# Task instructions
All of the material should be reproduced exactly, with pictures left out.

# Records
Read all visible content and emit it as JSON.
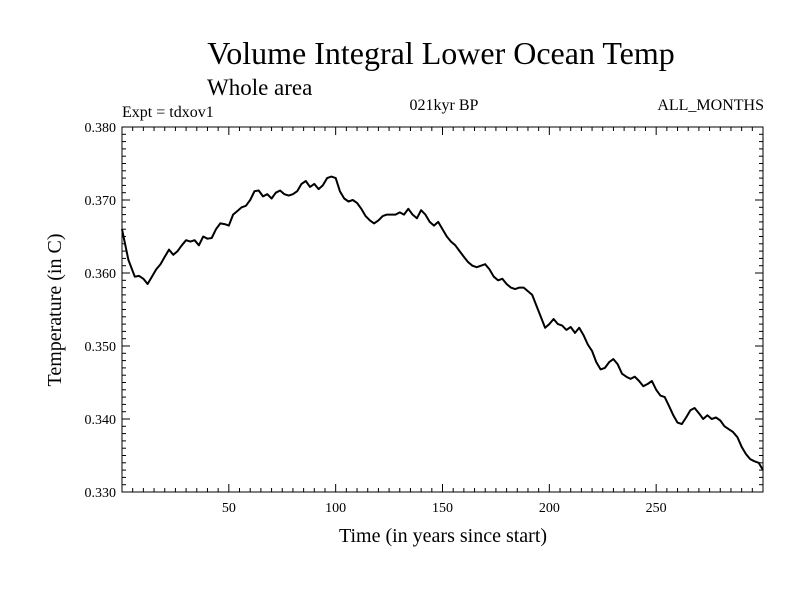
{
  "chart_data": {
    "type": "line",
    "title": "Volume Integral Lower Ocean Temp",
    "subtitle": "Whole area",
    "experiment_label": "Expt = tdxov1",
    "period_label": "021kyr BP",
    "months_label": "ALL_MONTHS",
    "xlabel": "Time (in years since start)",
    "ylabel": "Temperature (in C)",
    "xlim": [
      0,
      300
    ],
    "ylim": [
      0.33,
      0.38
    ],
    "xticks": [
      50,
      100,
      150,
      200,
      250
    ],
    "xtick_labels": [
      "50",
      "100",
      "150",
      "200",
      "250"
    ],
    "yticks": [
      0.33,
      0.34,
      0.35,
      0.36,
      0.37,
      0.38
    ],
    "ytick_labels": [
      "0.330",
      "0.340",
      "0.350",
      "0.360",
      "0.370",
      "0.380"
    ],
    "grid": false,
    "series": [
      {
        "name": "Volume Integral Lower Ocean Temp",
        "color": "#000000",
        "x": [
          0,
          3,
          6,
          8,
          10,
          12,
          14,
          16,
          18,
          20,
          22,
          24,
          26,
          28,
          30,
          32,
          34,
          36,
          38,
          40,
          42,
          44,
          46,
          48,
          50,
          52,
          54,
          56,
          58,
          60,
          62,
          64,
          66,
          68,
          70,
          72,
          74,
          76,
          78,
          80,
          82,
          84,
          86,
          88,
          90,
          92,
          94,
          96,
          98,
          100,
          102,
          104,
          106,
          108,
          110,
          112,
          114,
          116,
          118,
          120,
          122,
          124,
          126,
          128,
          130,
          132,
          134,
          136,
          138,
          140,
          142,
          144,
          146,
          148,
          150,
          152,
          154,
          156,
          158,
          160,
          162,
          164,
          166,
          168,
          170,
          172,
          174,
          176,
          178,
          180,
          182,
          184,
          186,
          188,
          190,
          192,
          194,
          196,
          198,
          200,
          202,
          204,
          206,
          208,
          210,
          212,
          214,
          216,
          218,
          220,
          222,
          224,
          226,
          228,
          230,
          232,
          234,
          236,
          238,
          240,
          242,
          244,
          246,
          248,
          250,
          252,
          254,
          256,
          258,
          260,
          262,
          264,
          266,
          268,
          270,
          272,
          274,
          276,
          278,
          280,
          282,
          284,
          286,
          288,
          290,
          292,
          294,
          296,
          298,
          300
        ],
        "values": [
          0.366,
          0.3618,
          0.3595,
          0.3596,
          0.3592,
          0.3585,
          0.3595,
          0.3605,
          0.3612,
          0.3622,
          0.3632,
          0.3625,
          0.363,
          0.3638,
          0.3645,
          0.3643,
          0.3645,
          0.3638,
          0.365,
          0.3647,
          0.3648,
          0.366,
          0.3668,
          0.3667,
          0.3665,
          0.368,
          0.3685,
          0.369,
          0.3692,
          0.37,
          0.3712,
          0.3713,
          0.3705,
          0.3708,
          0.3702,
          0.371,
          0.3713,
          0.3708,
          0.3706,
          0.3708,
          0.3712,
          0.3722,
          0.3726,
          0.3718,
          0.3722,
          0.3715,
          0.372,
          0.373,
          0.3732,
          0.373,
          0.3712,
          0.3702,
          0.3698,
          0.37,
          0.3696,
          0.3688,
          0.3678,
          0.3672,
          0.3668,
          0.3672,
          0.3678,
          0.368,
          0.368,
          0.368,
          0.3683,
          0.368,
          0.3688,
          0.368,
          0.3675,
          0.3686,
          0.368,
          0.367,
          0.3665,
          0.367,
          0.366,
          0.365,
          0.3643,
          0.3638,
          0.363,
          0.3622,
          0.3615,
          0.361,
          0.3608,
          0.361,
          0.3612,
          0.3605,
          0.3595,
          0.359,
          0.3592,
          0.3585,
          0.358,
          0.3578,
          0.358,
          0.358,
          0.3575,
          0.357,
          0.3555,
          0.354,
          0.3525,
          0.353,
          0.3537,
          0.353,
          0.3528,
          0.3522,
          0.3526,
          0.3518,
          0.3525,
          0.3515,
          0.3502,
          0.3493,
          0.3478,
          0.3468,
          0.347,
          0.3478,
          0.3482,
          0.3475,
          0.3462,
          0.3458,
          0.3455,
          0.3458,
          0.3452,
          0.3445,
          0.3448,
          0.3452,
          0.344,
          0.3432,
          0.343,
          0.3418,
          0.3405,
          0.3395,
          0.3393,
          0.3402,
          0.3412,
          0.3415,
          0.3408,
          0.34,
          0.3405,
          0.34,
          0.3402,
          0.3398,
          0.339,
          0.3386,
          0.3382,
          0.3375,
          0.3362,
          0.3352,
          0.3345,
          0.3342,
          0.334,
          0.333
        ]
      }
    ]
  }
}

# Task output
Read all visible content and emit it as JSON.
{
  "chart_data": {
    "type": "line",
    "title": "Volume Integral Lower Ocean Temp",
    "subtitle": "Whole area",
    "experiment_label": "Expt = tdxov1",
    "period_label": "021kyr BP",
    "months_label": "ALL_MONTHS",
    "xlabel": "Time (in years since start)",
    "ylabel": "Temperature (in C)",
    "xlim": [
      0,
      300
    ],
    "ylim": [
      0.33,
      0.38
    ],
    "xticks": [
      50,
      100,
      150,
      200,
      250
    ],
    "xtick_labels": [
      "50",
      "100",
      "150",
      "200",
      "250"
    ],
    "yticks": [
      0.33,
      0.34,
      0.35,
      0.36,
      0.37,
      0.38
    ],
    "ytick_labels": [
      "0.330",
      "0.340",
      "0.350",
      "0.360",
      "0.370",
      "0.380"
    ],
    "grid": false,
    "series": [
      {
        "name": "Volume Integral Lower Ocean Temp",
        "color": "#000000",
        "x": [
          0,
          3,
          6,
          8,
          10,
          12,
          14,
          16,
          18,
          20,
          22,
          24,
          26,
          28,
          30,
          32,
          34,
          36,
          38,
          40,
          42,
          44,
          46,
          48,
          50,
          52,
          54,
          56,
          58,
          60,
          62,
          64,
          66,
          68,
          70,
          72,
          74,
          76,
          78,
          80,
          82,
          84,
          86,
          88,
          90,
          92,
          94,
          96,
          98,
          100,
          102,
          104,
          106,
          108,
          110,
          112,
          114,
          116,
          118,
          120,
          122,
          124,
          126,
          128,
          130,
          132,
          134,
          136,
          138,
          140,
          142,
          144,
          146,
          148,
          150,
          152,
          154,
          156,
          158,
          160,
          162,
          164,
          166,
          168,
          170,
          172,
          174,
          176,
          178,
          180,
          182,
          184,
          186,
          188,
          190,
          192,
          194,
          196,
          198,
          200,
          202,
          204,
          206,
          208,
          210,
          212,
          214,
          216,
          218,
          220,
          222,
          224,
          226,
          228,
          230,
          232,
          234,
          236,
          238,
          240,
          242,
          244,
          246,
          248,
          250,
          252,
          254,
          256,
          258,
          260,
          262,
          264,
          266,
          268,
          270,
          272,
          274,
          276,
          278,
          280,
          282,
          284,
          286,
          288,
          290,
          292,
          294,
          296,
          298,
          300
        ],
        "values": [
          0.366,
          0.3618,
          0.3595,
          0.3596,
          0.3592,
          0.3585,
          0.3595,
          0.3605,
          0.3612,
          0.3622,
          0.3632,
          0.3625,
          0.363,
          0.3638,
          0.3645,
          0.3643,
          0.3645,
          0.3638,
          0.365,
          0.3647,
          0.3648,
          0.366,
          0.3668,
          0.3667,
          0.3665,
          0.368,
          0.3685,
          0.369,
          0.3692,
          0.37,
          0.3712,
          0.3713,
          0.3705,
          0.3708,
          0.3702,
          0.371,
          0.3713,
          0.3708,
          0.3706,
          0.3708,
          0.3712,
          0.3722,
          0.3726,
          0.3718,
          0.3722,
          0.3715,
          0.372,
          0.373,
          0.3732,
          0.373,
          0.3712,
          0.3702,
          0.3698,
          0.37,
          0.3696,
          0.3688,
          0.3678,
          0.3672,
          0.3668,
          0.3672,
          0.3678,
          0.368,
          0.368,
          0.368,
          0.3683,
          0.368,
          0.3688,
          0.368,
          0.3675,
          0.3686,
          0.368,
          0.367,
          0.3665,
          0.367,
          0.366,
          0.365,
          0.3643,
          0.3638,
          0.363,
          0.3622,
          0.3615,
          0.361,
          0.3608,
          0.361,
          0.3612,
          0.3605,
          0.3595,
          0.359,
          0.3592,
          0.3585,
          0.358,
          0.3578,
          0.358,
          0.358,
          0.3575,
          0.357,
          0.3555,
          0.354,
          0.3525,
          0.353,
          0.3537,
          0.353,
          0.3528,
          0.3522,
          0.3526,
          0.3518,
          0.3525,
          0.3515,
          0.3502,
          0.3493,
          0.3478,
          0.3468,
          0.347,
          0.3478,
          0.3482,
          0.3475,
          0.3462,
          0.3458,
          0.3455,
          0.3458,
          0.3452,
          0.3445,
          0.3448,
          0.3452,
          0.344,
          0.3432,
          0.343,
          0.3418,
          0.3405,
          0.3395,
          0.3393,
          0.3402,
          0.3412,
          0.3415,
          0.3408,
          0.34,
          0.3405,
          0.34,
          0.3402,
          0.3398,
          0.339,
          0.3386,
          0.3382,
          0.3375,
          0.3362,
          0.3352,
          0.3345,
          0.3342,
          0.334,
          0.333
        ]
      }
    ]
  }
}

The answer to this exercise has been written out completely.